Source material:
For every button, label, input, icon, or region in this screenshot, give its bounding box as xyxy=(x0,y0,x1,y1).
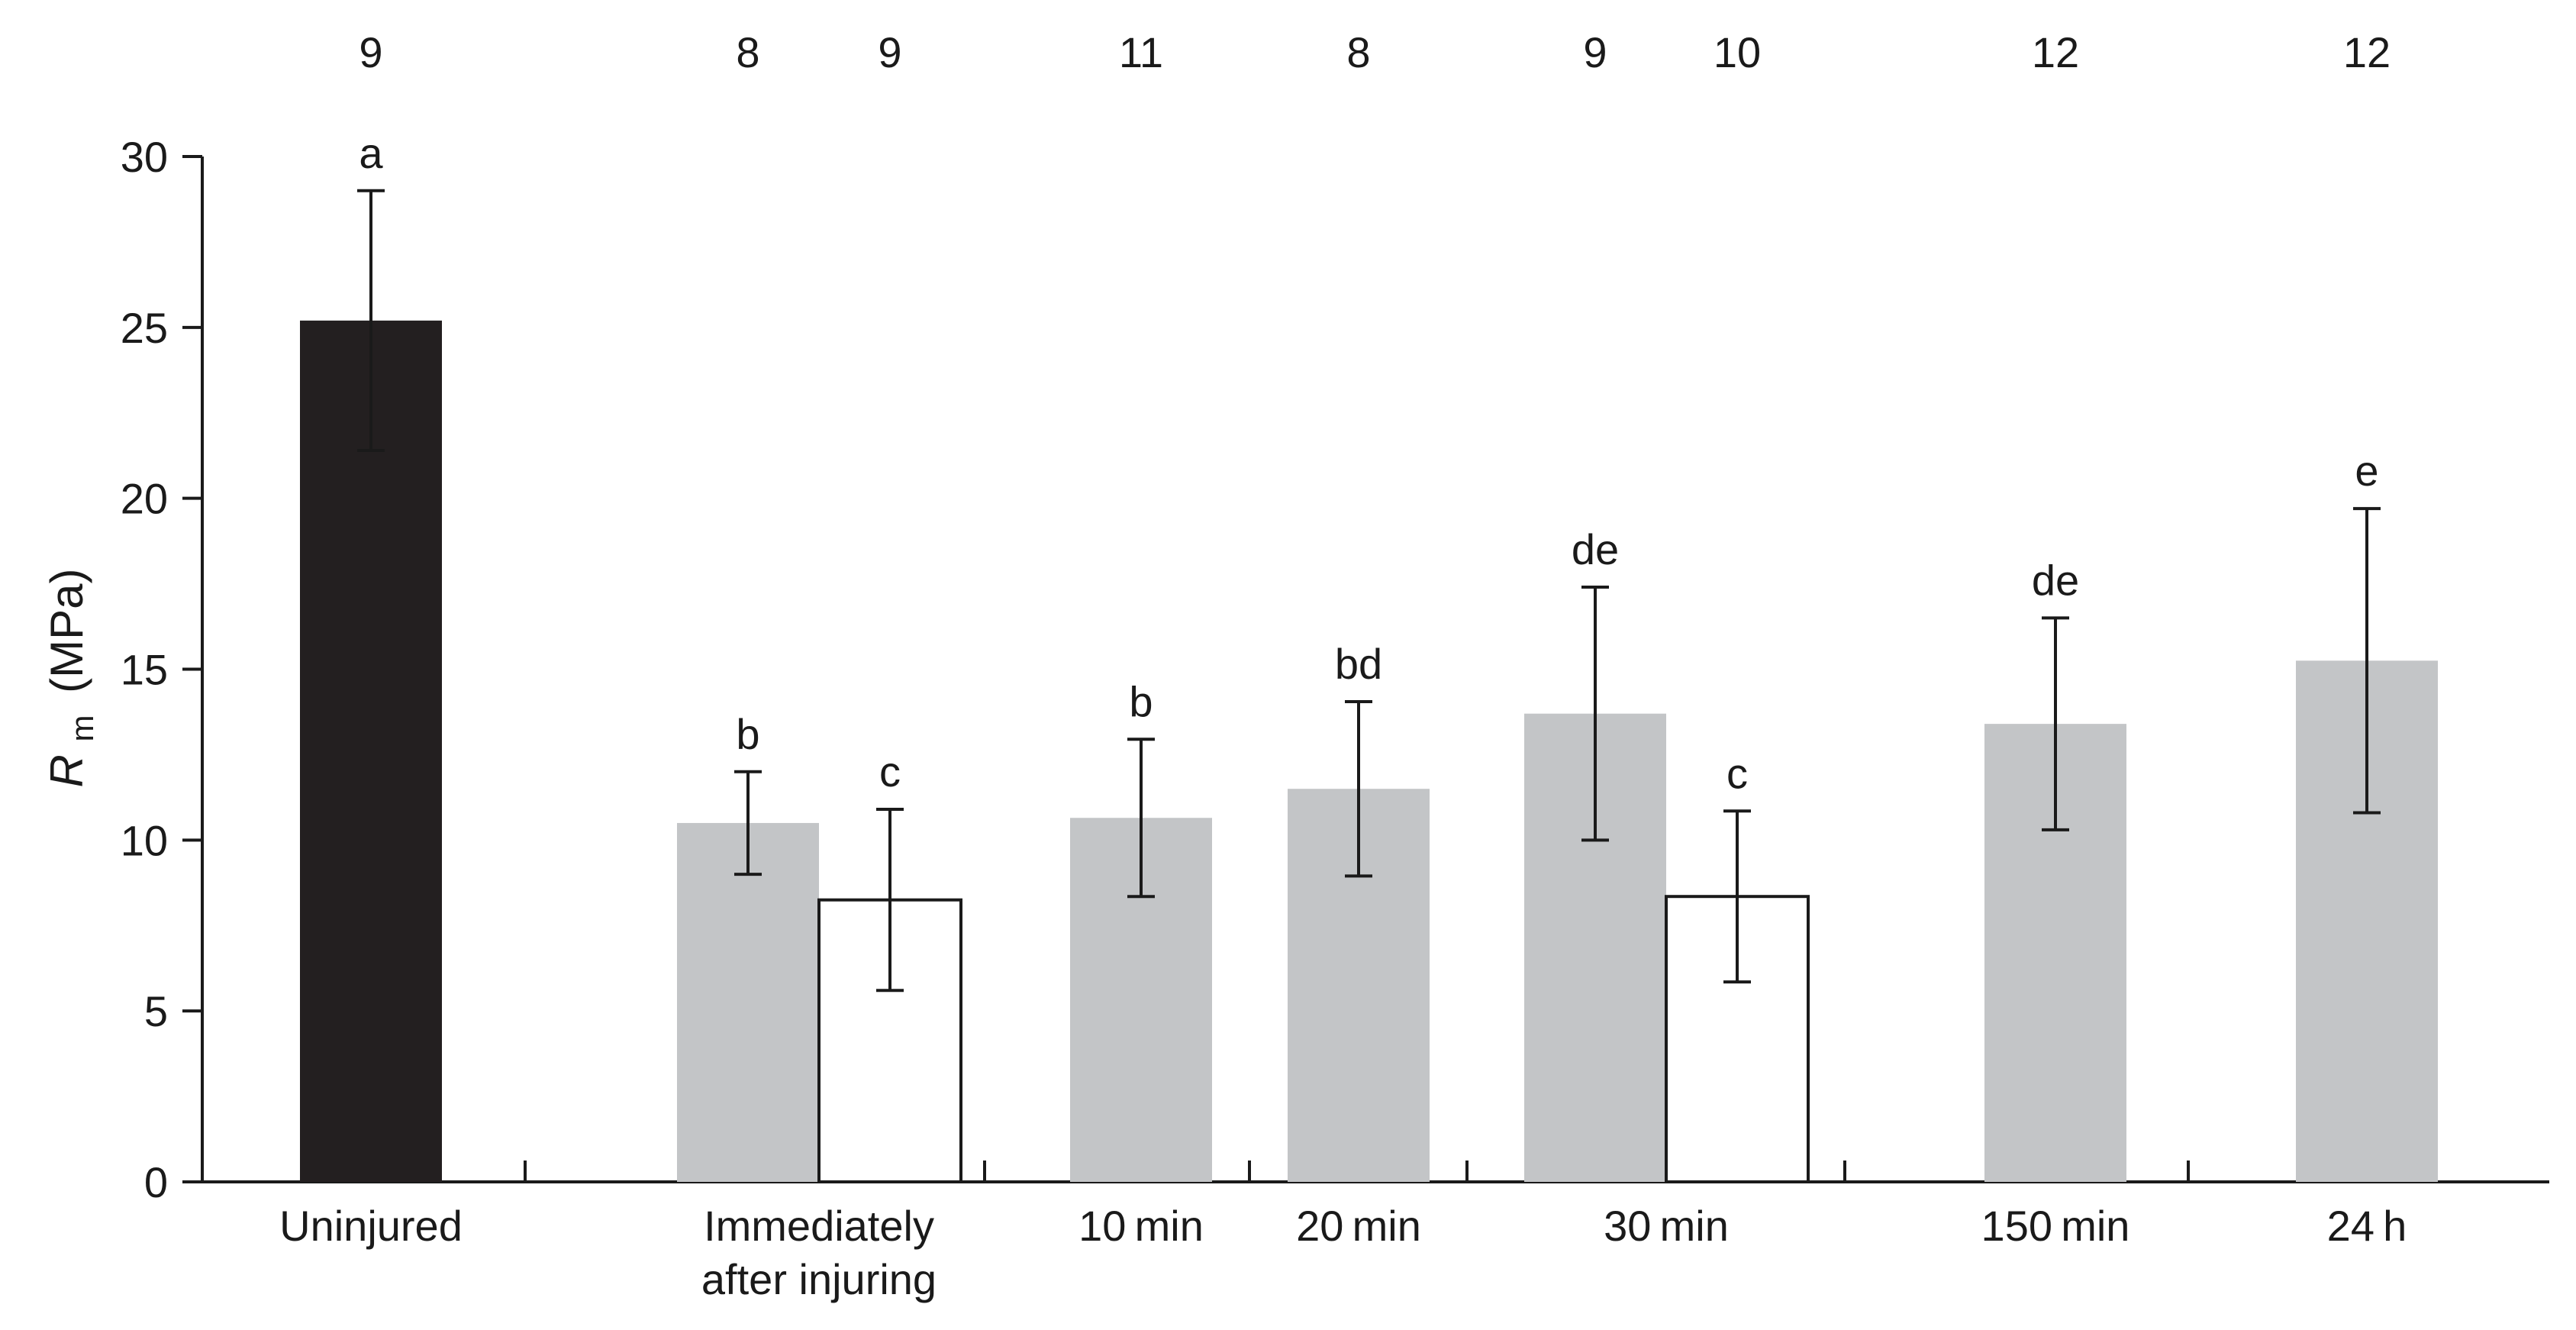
sample-size-label: 12 xyxy=(2032,28,2079,76)
significance-letter: c xyxy=(1726,749,1748,797)
sample-size-label: 10 xyxy=(1714,28,1761,76)
y-tick-label: 5 xyxy=(144,987,168,1035)
sample-size-label: 9 xyxy=(878,28,901,76)
significance-letter: a xyxy=(359,129,383,177)
significance-letter: c xyxy=(879,747,901,796)
bars xyxy=(300,320,2438,1184)
y-axis-label-subscript: m xyxy=(64,715,100,742)
x-axis: Uninjured Immediately after injuring 10 min… xyxy=(202,1161,2549,1303)
error-bars xyxy=(357,189,2381,993)
bar xyxy=(677,822,819,1182)
significance-letter: de xyxy=(1572,525,1619,573)
y-tick-label: 20 xyxy=(121,475,168,523)
x-category-label: Immediately xyxy=(704,1202,934,1250)
y-axis-label: R m (MPa) xyxy=(41,568,103,787)
sample-size-label: 9 xyxy=(359,28,382,76)
y-tick-label: 0 xyxy=(144,1158,168,1206)
y-tick-label: 30 xyxy=(121,133,168,181)
y-axis-label-units: (MPa) xyxy=(41,568,92,692)
x-category-label: 20 min xyxy=(1296,1202,1421,1250)
y-tick-label: 25 xyxy=(121,304,168,352)
sample-size-label: 8 xyxy=(1346,28,1370,76)
x-category-label: after injuring xyxy=(701,1255,937,1303)
x-category-label: 150 min xyxy=(1981,1202,2130,1250)
sample-size-label: 12 xyxy=(2343,28,2391,76)
y-axis: 0 5 10 15 20 25 30 xyxy=(121,133,204,1206)
significance-letter: b xyxy=(1129,677,1153,725)
y-tick-label: 15 xyxy=(121,646,168,694)
bar xyxy=(300,320,442,1182)
sample-size-label: 8 xyxy=(736,28,759,76)
significance-letter: b xyxy=(736,710,759,758)
y-tick-label: 10 xyxy=(121,816,168,864)
y-axis-label-symbol: R xyxy=(41,754,92,787)
significance-letter: bd xyxy=(1335,640,1382,688)
significance-letter: e xyxy=(2355,447,2378,495)
significance-letter: de xyxy=(2032,556,2079,604)
x-category-label: 24 h xyxy=(2327,1202,2407,1250)
sample-size-label: 11 xyxy=(1119,28,1163,76)
annotations: a 9 b 8 c 9 b 11 bd 8 de 9 c 10 de 12 e 12 xyxy=(359,28,2391,797)
x-category-label: Uninjured xyxy=(279,1202,463,1250)
sample-size-label: 9 xyxy=(1583,28,1607,76)
x-category-label: 30 min xyxy=(1604,1202,1729,1250)
x-category-label: 10 min xyxy=(1078,1202,1204,1250)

Exercise brief: Write out all the lines above again, swapping every "sample-size-label" for "count-label" and keeping everything else the same. Leave the pictures out.

The response:
For every button, label, input, icon, or region in this screenshot, give its bounding box as xyxy=(x0,y0,x1,y1).
count-label: 12 xyxy=(2032,28,2079,76)
significance-letter: c xyxy=(1726,749,1748,797)
count-label: 10 xyxy=(1714,28,1761,76)
y-tick-label: 5 xyxy=(144,987,168,1035)
count-label: 9 xyxy=(878,28,901,76)
significance-letter: a xyxy=(359,129,383,177)
significance-letter: c xyxy=(879,747,901,796)
bars xyxy=(300,320,2438,1184)
y-axis-label-subscript: m xyxy=(64,715,100,742)
x-axis: Uninjured Immediately after injuring 10 min… xyxy=(202,1161,2549,1303)
error-bars xyxy=(357,189,2381,993)
bar xyxy=(677,822,819,1182)
significance-letter: de xyxy=(1572,525,1619,573)
y-tick-label: 20 xyxy=(121,475,168,523)
x-category-label: Immediately xyxy=(704,1202,934,1250)
y-axis-label: R m (MPa) xyxy=(41,568,103,787)
count-label: 9 xyxy=(359,28,382,76)
y-tick-label: 0 xyxy=(144,1158,168,1206)
y-tick-label: 30 xyxy=(121,133,168,181)
y-axis-label-units: (MPa) xyxy=(41,568,92,692)
x-category-label: 20 min xyxy=(1296,1202,1421,1250)
y-tick-label: 25 xyxy=(121,304,168,352)
count-label: 8 xyxy=(1346,28,1370,76)
x-category-label: after injuring xyxy=(701,1255,937,1303)
x-category-label: 150 min xyxy=(1981,1202,2130,1250)
count-label: 12 xyxy=(2343,28,2391,76)
y-axis: 0 5 10 15 20 25 30 xyxy=(121,133,204,1206)
significance-letter: b xyxy=(1129,677,1153,725)
y-tick-label: 15 xyxy=(121,646,168,694)
bar xyxy=(300,320,442,1182)
count-label: 8 xyxy=(736,28,759,76)
significance-letter: b xyxy=(736,710,759,758)
y-tick-label: 10 xyxy=(121,816,168,864)
y-axis-label-symbol: R xyxy=(41,754,92,787)
significance-letter: bd xyxy=(1335,640,1382,688)
significance-letter: e xyxy=(2355,447,2378,495)
significance-letter: de xyxy=(2032,556,2079,604)
x-category-label: 24 h xyxy=(2327,1202,2407,1250)
count-label: 11 xyxy=(1119,28,1163,76)
annotations: a 9 b 8 c 9 b 11 bd 8 de 9 c 10 de 12 e 12 xyxy=(359,28,2391,797)
x-category-label: Uninjured xyxy=(279,1202,463,1250)
count-label: 9 xyxy=(1583,28,1607,76)
x-category-label: 30 min xyxy=(1604,1202,1729,1250)
x-category-label: 10 min xyxy=(1078,1202,1204,1250)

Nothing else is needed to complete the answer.